[Records about charts and figures]
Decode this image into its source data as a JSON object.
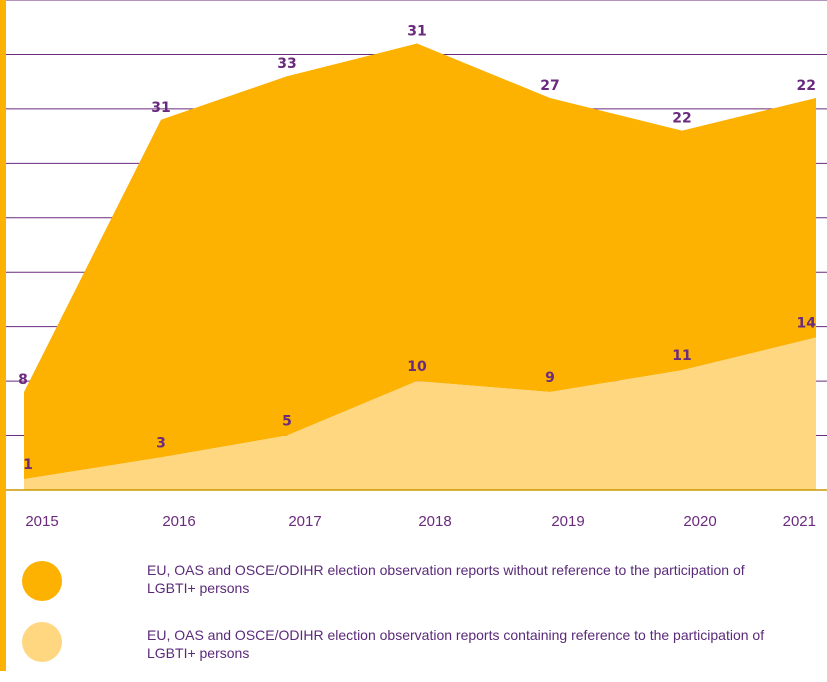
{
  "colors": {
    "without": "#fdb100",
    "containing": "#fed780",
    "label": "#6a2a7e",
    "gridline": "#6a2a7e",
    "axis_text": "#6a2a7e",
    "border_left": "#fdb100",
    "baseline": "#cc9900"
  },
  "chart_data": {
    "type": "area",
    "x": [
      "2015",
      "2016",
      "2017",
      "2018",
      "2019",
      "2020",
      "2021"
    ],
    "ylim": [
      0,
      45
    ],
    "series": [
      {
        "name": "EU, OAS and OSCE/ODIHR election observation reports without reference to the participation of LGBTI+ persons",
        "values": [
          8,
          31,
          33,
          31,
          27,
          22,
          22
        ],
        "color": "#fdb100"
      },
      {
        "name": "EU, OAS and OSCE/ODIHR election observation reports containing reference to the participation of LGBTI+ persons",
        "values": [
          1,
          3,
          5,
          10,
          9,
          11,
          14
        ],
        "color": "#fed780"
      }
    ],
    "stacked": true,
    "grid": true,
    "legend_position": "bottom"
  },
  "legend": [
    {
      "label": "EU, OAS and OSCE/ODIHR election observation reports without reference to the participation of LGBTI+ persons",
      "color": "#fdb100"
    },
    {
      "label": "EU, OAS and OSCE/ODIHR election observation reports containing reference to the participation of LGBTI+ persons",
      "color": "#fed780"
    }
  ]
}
--
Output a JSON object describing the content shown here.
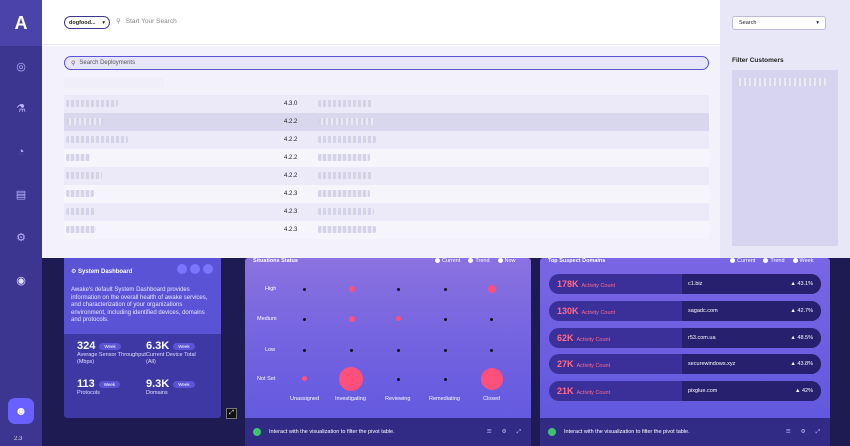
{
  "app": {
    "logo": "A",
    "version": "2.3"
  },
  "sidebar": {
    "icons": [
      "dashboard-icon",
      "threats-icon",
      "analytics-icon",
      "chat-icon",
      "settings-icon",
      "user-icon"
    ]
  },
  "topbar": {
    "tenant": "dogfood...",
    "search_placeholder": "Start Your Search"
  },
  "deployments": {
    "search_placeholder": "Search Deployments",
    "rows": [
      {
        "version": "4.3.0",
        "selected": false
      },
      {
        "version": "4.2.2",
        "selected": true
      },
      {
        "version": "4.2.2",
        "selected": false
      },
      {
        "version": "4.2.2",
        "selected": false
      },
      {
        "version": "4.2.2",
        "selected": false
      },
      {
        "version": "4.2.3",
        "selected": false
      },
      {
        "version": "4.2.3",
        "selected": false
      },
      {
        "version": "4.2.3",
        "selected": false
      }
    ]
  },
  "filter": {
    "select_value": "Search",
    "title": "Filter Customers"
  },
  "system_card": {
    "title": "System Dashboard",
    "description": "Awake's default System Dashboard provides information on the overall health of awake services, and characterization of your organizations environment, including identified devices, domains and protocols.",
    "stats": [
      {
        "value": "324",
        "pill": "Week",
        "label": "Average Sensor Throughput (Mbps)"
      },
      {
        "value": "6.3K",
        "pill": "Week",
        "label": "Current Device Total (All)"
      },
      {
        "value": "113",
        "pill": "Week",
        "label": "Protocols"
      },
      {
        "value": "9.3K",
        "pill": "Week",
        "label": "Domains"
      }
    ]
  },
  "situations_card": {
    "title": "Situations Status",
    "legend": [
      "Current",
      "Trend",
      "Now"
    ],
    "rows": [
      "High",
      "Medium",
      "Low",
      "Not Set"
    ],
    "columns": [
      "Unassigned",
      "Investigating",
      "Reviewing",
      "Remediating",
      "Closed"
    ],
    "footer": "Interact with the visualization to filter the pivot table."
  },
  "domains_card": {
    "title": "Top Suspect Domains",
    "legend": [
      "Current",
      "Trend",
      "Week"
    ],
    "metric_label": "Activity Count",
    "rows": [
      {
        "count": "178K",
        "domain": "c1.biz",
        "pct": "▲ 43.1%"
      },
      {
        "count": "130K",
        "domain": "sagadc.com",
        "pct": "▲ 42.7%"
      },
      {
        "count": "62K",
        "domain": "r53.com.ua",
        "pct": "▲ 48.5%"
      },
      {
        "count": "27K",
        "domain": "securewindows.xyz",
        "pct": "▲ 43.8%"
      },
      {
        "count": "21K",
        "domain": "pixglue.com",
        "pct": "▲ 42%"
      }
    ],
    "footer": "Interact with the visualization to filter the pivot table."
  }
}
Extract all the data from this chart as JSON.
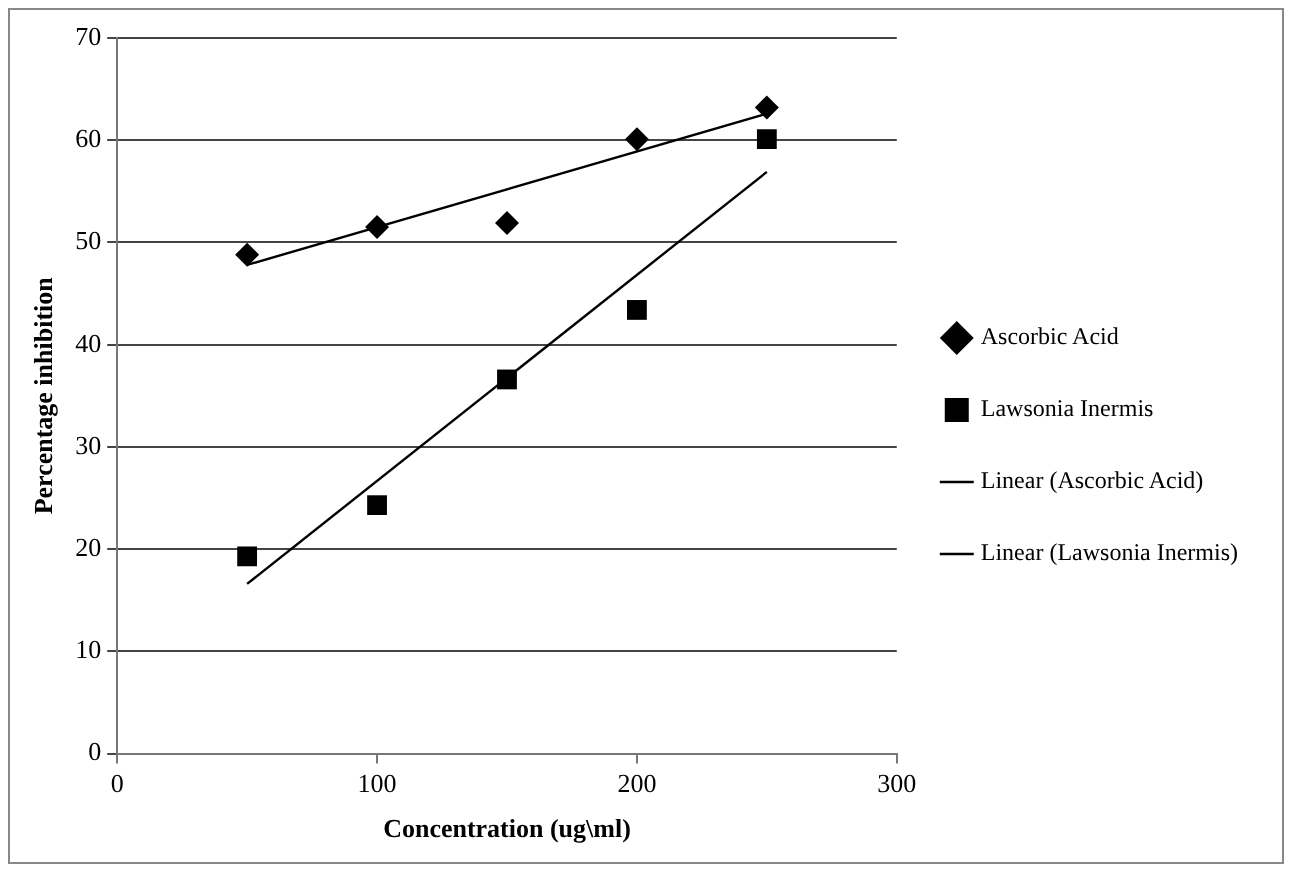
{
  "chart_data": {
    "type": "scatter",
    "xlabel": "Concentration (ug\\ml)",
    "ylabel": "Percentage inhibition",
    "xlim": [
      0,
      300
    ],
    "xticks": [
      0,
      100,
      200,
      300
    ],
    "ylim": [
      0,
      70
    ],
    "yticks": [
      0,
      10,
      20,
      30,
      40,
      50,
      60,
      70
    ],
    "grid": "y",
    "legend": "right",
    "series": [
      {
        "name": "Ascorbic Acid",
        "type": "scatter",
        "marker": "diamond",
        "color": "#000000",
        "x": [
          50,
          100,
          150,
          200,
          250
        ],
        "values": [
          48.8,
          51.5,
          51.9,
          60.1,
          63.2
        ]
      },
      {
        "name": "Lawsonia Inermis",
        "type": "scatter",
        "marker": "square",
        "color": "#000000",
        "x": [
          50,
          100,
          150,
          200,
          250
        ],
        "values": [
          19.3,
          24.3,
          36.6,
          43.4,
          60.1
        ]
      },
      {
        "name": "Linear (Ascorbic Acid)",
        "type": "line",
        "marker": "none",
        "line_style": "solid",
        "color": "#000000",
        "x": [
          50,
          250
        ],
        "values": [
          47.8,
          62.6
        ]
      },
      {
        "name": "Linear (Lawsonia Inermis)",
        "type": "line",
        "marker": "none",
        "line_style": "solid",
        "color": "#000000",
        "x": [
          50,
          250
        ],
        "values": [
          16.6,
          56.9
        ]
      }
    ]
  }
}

• **Task brief**
Return each line that includes "Ascorbic".

• **Result**
        "name": "Ascorbic Acid",
        "name": "Linear (Ascorbic Acid)",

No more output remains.